TEXTE CHOISI ->
---------------
Joël-Denis Bellavance - Stephen Harper souhaite que la résolution qui reconnaît les Québécois comme une nation soit incluse dans la Constitution canadienne dès que « le terrain sera fertile ». Dans une entrevue exclusive accordée à La Presse, le premier ministre invite donc à se raviser ceux qui croyaient que cette résolution serait sans lendemain.
Il croit fermement que l’adoption de cette résolution l’an dernier par la Chambre des communes a grandement contribué à renforcer l’unité canadienne au cours des derniers mois. Les Québécois, selon lui, se sentent nettement plus à l’aise dans la fédération lorsque leur identité est reconnue.
M. Harper caresse maintenant l’ambition de régler d’une manière permanente la place qu’occupe le Québec au Canada en inscrivant noir sur blanc dans la loi fondamentale du pays que les Québécois forment une nation.
« Je veux continuer mes efforts pour vraiment unir ce pays» a-t-il affirmé.
« Je pense que notre politique de fédéralisme d’ouverture, l’entente sur l’UNESCO, le règlement du déséquilibre fiscal, mais surtout la résolution sur la nation ont bien amélioré la question de l’unité nationale et le confort des Québécois dans la fédération canadienne », a dit M. Harper durant l’entrevue, qui s’est déroulée mercredi dernier à sa résidence officielle.
---------------
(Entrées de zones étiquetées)

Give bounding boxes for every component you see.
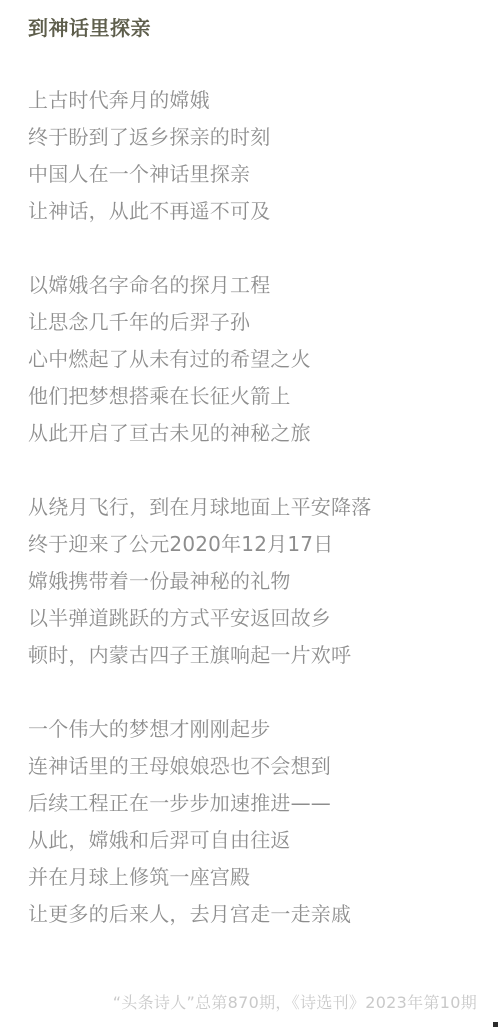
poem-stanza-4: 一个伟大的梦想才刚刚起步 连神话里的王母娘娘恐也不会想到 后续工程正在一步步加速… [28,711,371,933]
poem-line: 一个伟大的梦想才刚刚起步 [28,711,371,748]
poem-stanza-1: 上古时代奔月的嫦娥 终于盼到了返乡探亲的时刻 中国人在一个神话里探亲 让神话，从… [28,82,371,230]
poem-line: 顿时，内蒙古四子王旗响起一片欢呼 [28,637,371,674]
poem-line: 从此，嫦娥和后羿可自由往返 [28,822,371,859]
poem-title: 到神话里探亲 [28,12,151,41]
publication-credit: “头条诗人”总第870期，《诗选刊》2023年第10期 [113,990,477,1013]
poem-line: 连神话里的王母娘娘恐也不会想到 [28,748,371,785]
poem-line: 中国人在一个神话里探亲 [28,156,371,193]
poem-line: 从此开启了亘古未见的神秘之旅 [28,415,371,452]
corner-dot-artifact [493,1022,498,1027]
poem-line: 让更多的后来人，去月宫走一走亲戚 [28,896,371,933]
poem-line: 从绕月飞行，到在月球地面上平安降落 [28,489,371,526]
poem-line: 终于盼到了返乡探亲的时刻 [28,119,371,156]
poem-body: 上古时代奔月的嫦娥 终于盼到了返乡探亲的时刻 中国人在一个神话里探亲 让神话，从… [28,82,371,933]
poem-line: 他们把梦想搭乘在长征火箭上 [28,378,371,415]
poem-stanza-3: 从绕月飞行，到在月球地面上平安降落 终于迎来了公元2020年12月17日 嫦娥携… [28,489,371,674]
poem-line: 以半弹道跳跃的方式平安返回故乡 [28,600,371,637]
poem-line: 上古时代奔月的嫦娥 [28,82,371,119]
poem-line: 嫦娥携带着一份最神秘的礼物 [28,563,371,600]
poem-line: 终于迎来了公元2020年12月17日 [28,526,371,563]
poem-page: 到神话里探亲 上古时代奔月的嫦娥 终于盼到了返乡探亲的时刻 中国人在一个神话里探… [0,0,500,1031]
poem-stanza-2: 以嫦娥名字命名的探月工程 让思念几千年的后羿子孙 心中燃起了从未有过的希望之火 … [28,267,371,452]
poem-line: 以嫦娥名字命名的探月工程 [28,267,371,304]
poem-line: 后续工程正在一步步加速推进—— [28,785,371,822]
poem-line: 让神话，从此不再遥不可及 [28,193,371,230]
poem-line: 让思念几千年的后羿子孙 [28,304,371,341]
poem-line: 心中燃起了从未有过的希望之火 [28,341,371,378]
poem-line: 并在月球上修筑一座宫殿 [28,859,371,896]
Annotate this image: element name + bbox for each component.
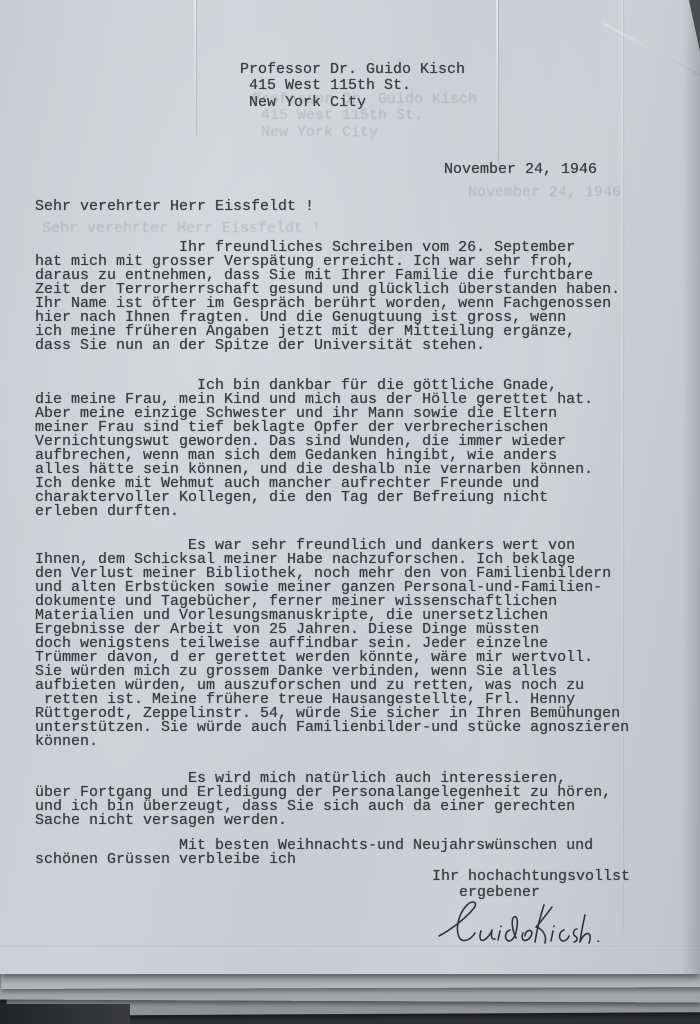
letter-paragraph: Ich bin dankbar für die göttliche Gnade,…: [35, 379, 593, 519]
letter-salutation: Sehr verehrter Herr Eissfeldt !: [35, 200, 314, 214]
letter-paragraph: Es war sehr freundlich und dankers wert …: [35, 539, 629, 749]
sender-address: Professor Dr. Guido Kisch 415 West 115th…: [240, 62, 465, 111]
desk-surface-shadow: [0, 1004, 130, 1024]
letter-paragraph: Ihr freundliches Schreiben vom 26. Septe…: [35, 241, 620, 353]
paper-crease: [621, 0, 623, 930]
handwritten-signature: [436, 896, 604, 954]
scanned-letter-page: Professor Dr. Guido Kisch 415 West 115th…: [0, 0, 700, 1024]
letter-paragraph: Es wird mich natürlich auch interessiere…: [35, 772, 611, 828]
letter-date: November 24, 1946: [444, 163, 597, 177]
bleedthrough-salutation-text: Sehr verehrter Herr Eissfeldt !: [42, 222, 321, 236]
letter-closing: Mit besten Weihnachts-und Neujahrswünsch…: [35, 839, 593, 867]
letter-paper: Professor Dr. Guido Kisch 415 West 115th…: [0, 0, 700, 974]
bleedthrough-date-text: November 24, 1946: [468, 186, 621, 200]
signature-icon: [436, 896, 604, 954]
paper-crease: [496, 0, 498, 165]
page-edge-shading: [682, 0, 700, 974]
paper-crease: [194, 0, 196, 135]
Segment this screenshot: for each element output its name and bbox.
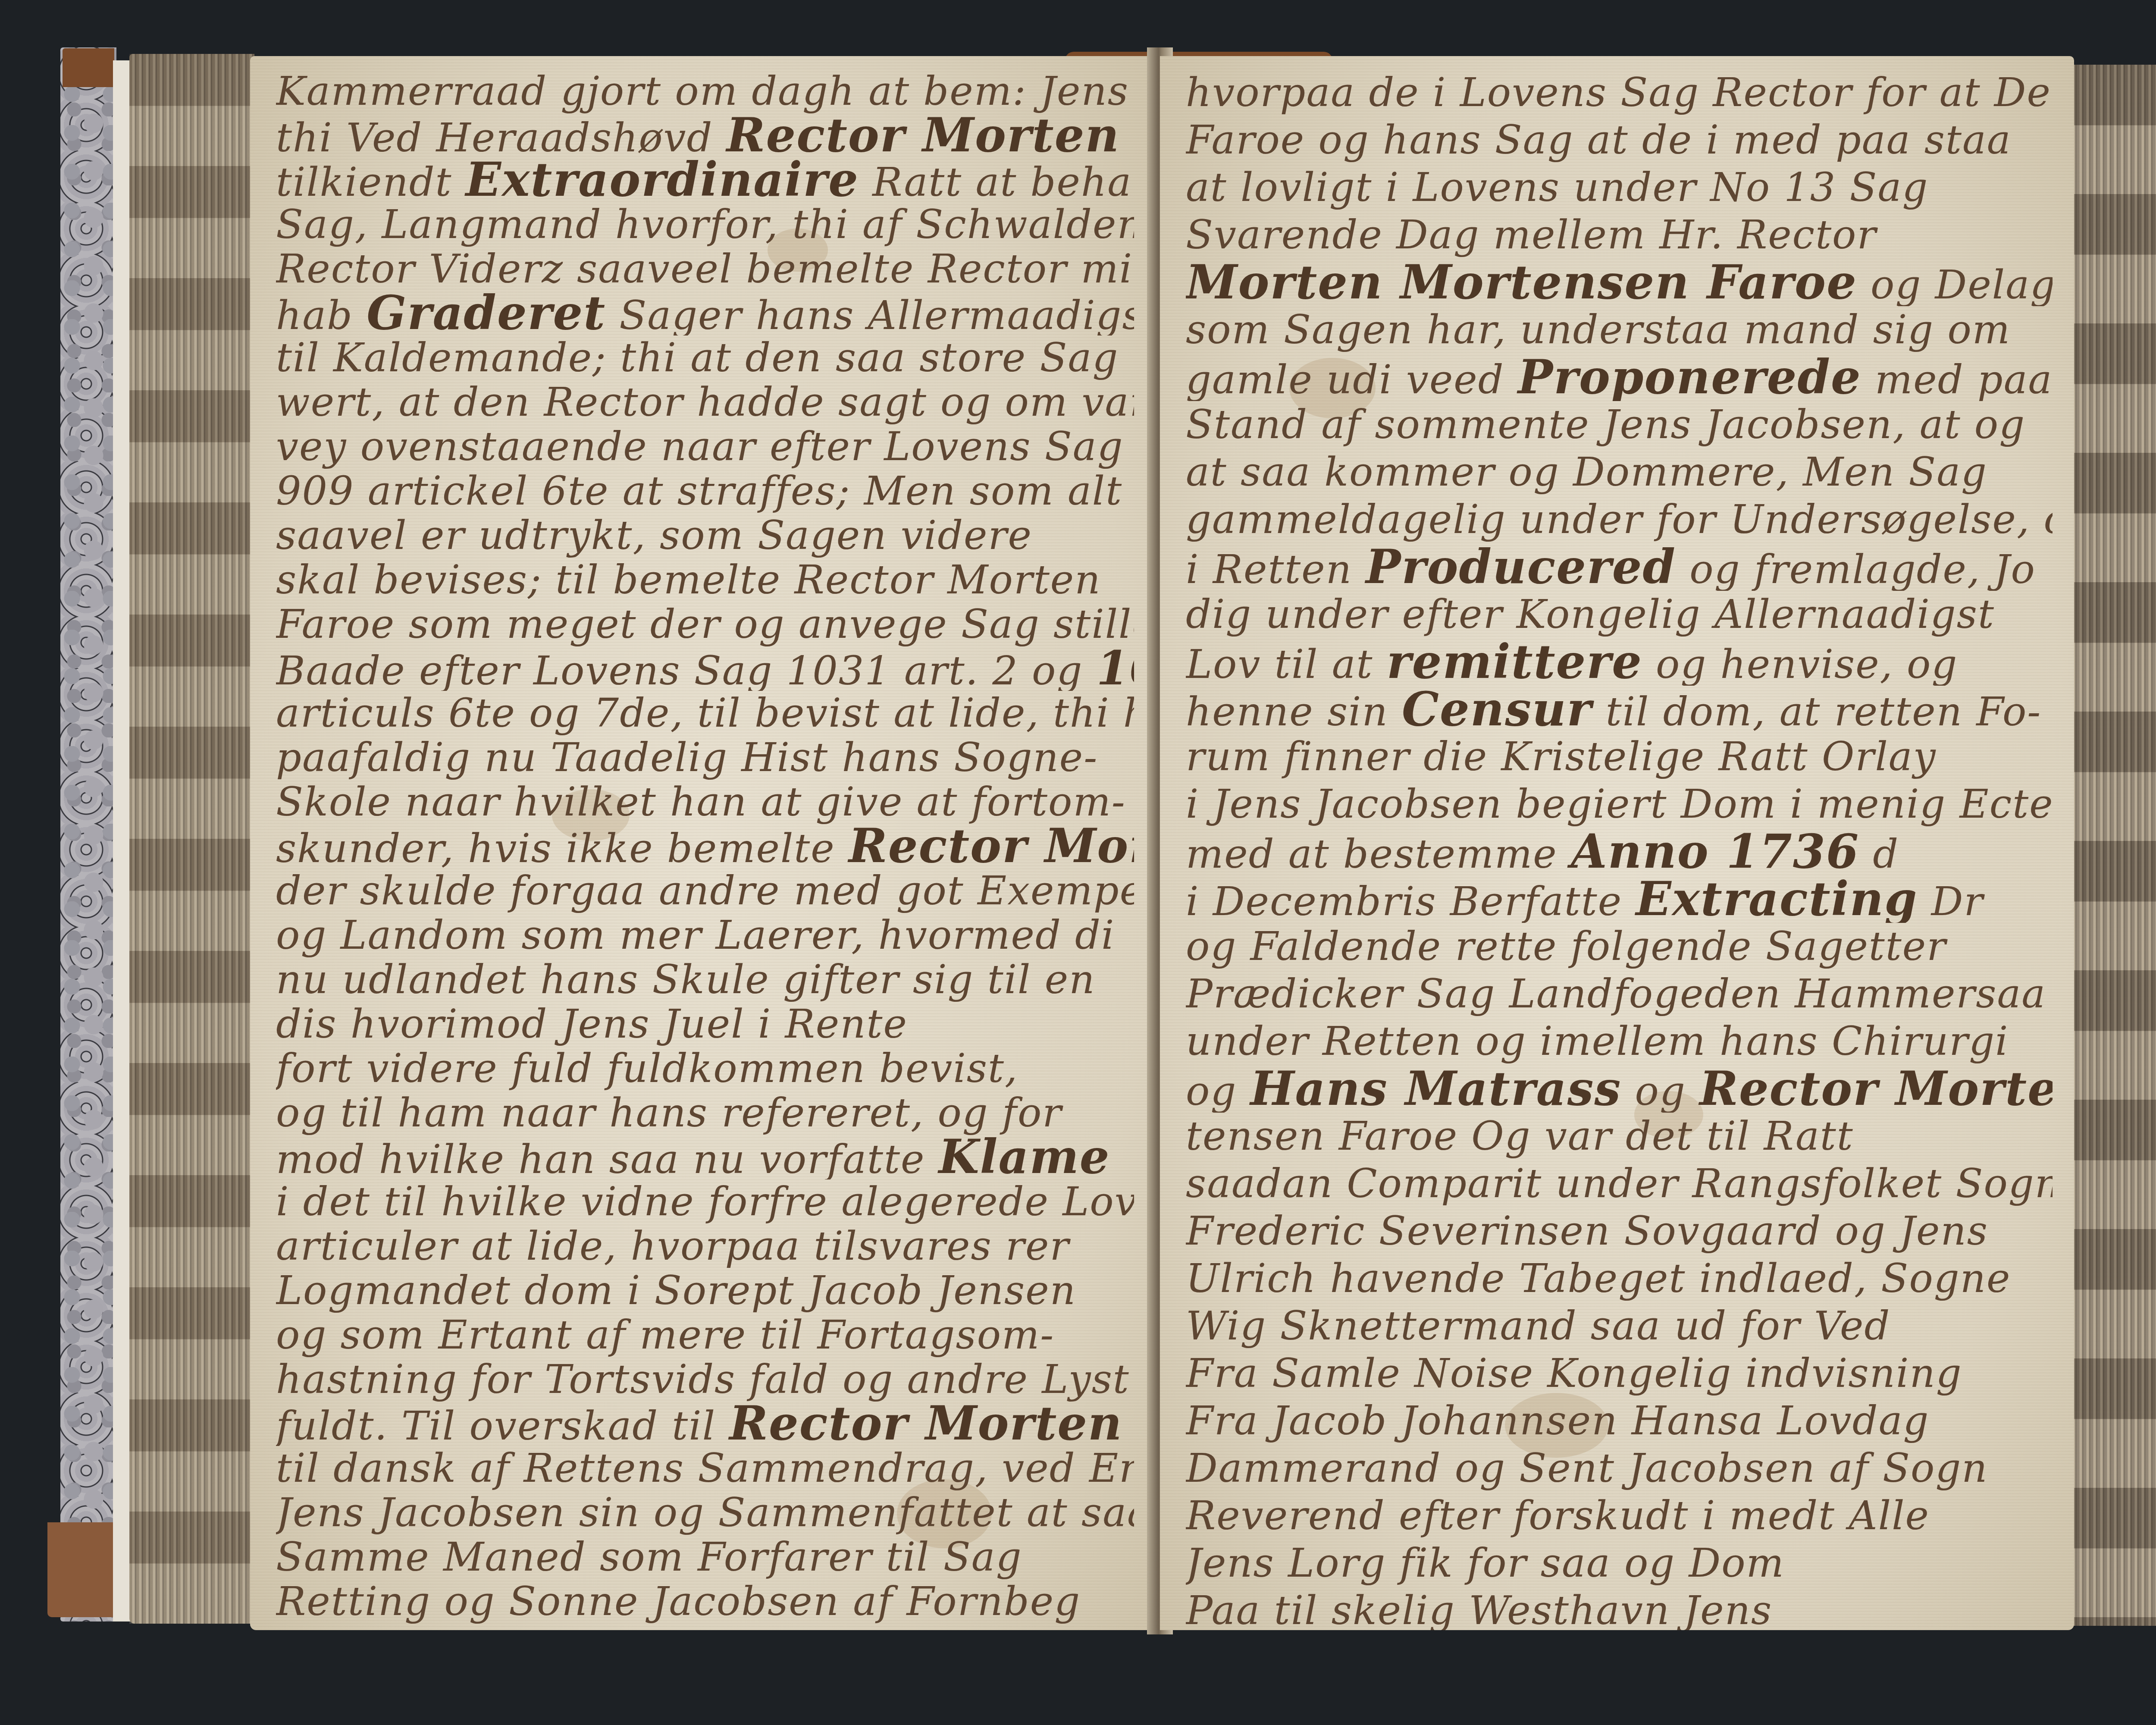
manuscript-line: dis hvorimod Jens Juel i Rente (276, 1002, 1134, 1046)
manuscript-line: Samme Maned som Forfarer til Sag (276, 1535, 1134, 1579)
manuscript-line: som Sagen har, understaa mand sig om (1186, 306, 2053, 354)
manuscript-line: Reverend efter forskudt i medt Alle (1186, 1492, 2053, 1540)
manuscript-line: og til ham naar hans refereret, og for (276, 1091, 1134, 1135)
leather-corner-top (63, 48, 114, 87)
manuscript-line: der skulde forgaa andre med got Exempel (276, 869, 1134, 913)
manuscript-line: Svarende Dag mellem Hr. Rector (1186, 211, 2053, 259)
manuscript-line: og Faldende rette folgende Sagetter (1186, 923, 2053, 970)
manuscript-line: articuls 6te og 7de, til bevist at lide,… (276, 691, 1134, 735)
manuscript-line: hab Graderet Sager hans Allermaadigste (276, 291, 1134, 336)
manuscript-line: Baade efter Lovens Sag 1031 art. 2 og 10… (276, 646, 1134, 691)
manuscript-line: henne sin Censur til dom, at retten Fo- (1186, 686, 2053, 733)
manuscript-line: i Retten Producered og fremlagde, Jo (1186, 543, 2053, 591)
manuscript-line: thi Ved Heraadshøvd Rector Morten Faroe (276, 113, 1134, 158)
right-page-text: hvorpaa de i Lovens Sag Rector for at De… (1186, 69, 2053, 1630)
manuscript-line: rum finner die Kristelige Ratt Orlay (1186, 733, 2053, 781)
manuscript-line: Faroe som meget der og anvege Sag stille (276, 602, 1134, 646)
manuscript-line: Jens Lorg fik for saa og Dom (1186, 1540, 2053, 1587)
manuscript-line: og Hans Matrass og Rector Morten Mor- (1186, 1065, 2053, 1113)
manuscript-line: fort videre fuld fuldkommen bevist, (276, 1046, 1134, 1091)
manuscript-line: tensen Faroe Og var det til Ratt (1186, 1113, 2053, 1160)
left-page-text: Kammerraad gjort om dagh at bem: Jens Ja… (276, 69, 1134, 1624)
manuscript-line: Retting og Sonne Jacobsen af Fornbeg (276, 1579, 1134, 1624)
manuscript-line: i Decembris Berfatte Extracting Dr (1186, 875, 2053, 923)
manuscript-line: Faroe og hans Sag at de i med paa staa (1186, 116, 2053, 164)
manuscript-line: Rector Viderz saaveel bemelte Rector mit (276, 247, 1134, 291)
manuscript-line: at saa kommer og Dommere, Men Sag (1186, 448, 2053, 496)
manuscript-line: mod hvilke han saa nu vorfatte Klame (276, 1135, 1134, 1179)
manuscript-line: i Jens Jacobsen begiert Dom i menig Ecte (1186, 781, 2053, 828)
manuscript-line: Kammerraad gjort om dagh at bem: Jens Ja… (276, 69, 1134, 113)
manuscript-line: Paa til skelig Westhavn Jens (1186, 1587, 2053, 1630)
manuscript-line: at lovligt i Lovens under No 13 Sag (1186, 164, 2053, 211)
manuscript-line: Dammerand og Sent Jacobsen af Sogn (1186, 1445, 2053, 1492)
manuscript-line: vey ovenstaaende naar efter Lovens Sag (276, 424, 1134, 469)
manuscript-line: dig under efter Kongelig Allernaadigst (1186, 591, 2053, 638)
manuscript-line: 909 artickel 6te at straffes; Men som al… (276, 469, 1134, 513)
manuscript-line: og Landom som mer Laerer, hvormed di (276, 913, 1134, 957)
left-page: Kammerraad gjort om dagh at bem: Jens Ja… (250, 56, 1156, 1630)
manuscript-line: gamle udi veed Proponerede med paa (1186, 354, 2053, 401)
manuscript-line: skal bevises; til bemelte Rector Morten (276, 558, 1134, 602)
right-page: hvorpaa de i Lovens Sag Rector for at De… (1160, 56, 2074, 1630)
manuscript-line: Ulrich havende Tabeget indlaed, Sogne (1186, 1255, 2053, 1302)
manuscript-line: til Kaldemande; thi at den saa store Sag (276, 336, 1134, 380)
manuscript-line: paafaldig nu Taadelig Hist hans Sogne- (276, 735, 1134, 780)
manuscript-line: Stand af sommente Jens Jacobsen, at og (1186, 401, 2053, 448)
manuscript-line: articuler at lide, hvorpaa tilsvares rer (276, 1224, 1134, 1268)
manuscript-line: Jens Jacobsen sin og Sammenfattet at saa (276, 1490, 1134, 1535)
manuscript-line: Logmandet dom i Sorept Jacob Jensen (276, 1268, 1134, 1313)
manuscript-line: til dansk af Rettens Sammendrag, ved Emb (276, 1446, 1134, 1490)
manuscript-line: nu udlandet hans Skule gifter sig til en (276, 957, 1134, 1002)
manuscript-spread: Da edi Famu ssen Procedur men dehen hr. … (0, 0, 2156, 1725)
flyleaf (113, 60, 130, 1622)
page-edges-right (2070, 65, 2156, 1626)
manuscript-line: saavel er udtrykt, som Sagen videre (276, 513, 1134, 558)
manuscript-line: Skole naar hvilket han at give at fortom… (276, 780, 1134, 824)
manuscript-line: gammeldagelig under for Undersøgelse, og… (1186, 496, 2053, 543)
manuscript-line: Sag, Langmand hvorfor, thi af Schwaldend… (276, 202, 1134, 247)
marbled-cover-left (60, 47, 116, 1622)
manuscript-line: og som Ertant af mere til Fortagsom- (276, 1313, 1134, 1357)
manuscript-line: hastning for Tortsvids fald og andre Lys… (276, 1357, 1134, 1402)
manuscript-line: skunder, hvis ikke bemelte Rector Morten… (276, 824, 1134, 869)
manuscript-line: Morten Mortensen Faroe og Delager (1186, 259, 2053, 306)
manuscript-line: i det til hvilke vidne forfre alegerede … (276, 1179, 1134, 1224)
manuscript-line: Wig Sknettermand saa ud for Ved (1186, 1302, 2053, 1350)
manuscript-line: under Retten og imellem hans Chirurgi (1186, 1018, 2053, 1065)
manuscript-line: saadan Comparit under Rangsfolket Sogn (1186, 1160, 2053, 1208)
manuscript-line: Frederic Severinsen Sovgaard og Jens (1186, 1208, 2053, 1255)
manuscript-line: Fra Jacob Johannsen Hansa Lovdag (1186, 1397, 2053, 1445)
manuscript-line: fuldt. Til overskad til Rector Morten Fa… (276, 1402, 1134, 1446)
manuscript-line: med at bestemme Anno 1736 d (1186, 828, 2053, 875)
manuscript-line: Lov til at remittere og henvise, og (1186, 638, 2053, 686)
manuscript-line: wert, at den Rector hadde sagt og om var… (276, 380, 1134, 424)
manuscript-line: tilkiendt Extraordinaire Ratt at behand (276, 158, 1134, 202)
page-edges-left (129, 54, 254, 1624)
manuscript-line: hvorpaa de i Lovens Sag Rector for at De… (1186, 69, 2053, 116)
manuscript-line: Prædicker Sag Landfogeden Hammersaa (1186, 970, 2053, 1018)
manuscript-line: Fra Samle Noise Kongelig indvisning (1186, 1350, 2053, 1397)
---------------
Reprends l'article sur Stephen Harper et la nation québécoise après sa dernière phrase. Les items proviennent d'une autre source.

RÉSULTAT DE L'EXERCICE ->
« Je veux assurer les Québécois et les autres que nous n’avons pas oublié cette motion. Nous reconnaissons qu’on devra faire plus pour vraiment continuer dans cette voie positive. La population du Québec cherche une solution, comme je dis, nationaliste, et le reste du pays veut une solution qui peut garder un Québec fort au sein du Canada. C’est la raison pour laquelle je n’ai pas l’intention d’oublier cette motion. J’ai l’intention de continuer à faire des choses, étape par étape, sur le terrain pour assurer cet avenir », a ajouté le premier ministre.
Cela veut-il dire qu’il compte inclure un jour cette reconnaissance de la nation québécoise dans la Constitution ? « Étape par étape, quand le terrain sera fertile », a répondu M. Harper, sourire en coin.
Il n’a pas précisé sa pensée sur ce qu’est un « terrain fertile ». Mais il est évident qu’il faudrait un peu plus de stabilité politique à Ottawa et à Québec, où les deux gouvernements sont minoritaires. Le terrain pourrait donc être plus fertile si le Parti conservateur forme un gouvernement majoritaire à l’issue des prochaines élections et qu’un gouvernement fédéraliste majoritaire s’installe aussi à l’Assemblée nationale.
Pas une mince affaire
Inclure la reconnaissance de la nation québécoise dans la Constitution ne serait pas forcément chose facile. Dans le passé, deux accords constitutionnels, l’entente du lac Meech, en 1990, et l’accord de Charlottetown ont avorté notamment parce que l’on tentait de reconnaître le Québec comme une société distincte.
Le gouvernement fédéral aurait besoin de l’unanimité des provinces pour faire adopter un tel amendement. En outre, certaines provinces, dont la Colombie-Britannique et l’Alberta, doivent faire approuver tout amendement constitutionnel par voie référendaire.
Le premier ministre a tenu ces propos après que La Presse lui a demandé simplement pourquoi il avait décidé de parler de la nation québécoise dans un discours devant le Parlement australien, en septembre.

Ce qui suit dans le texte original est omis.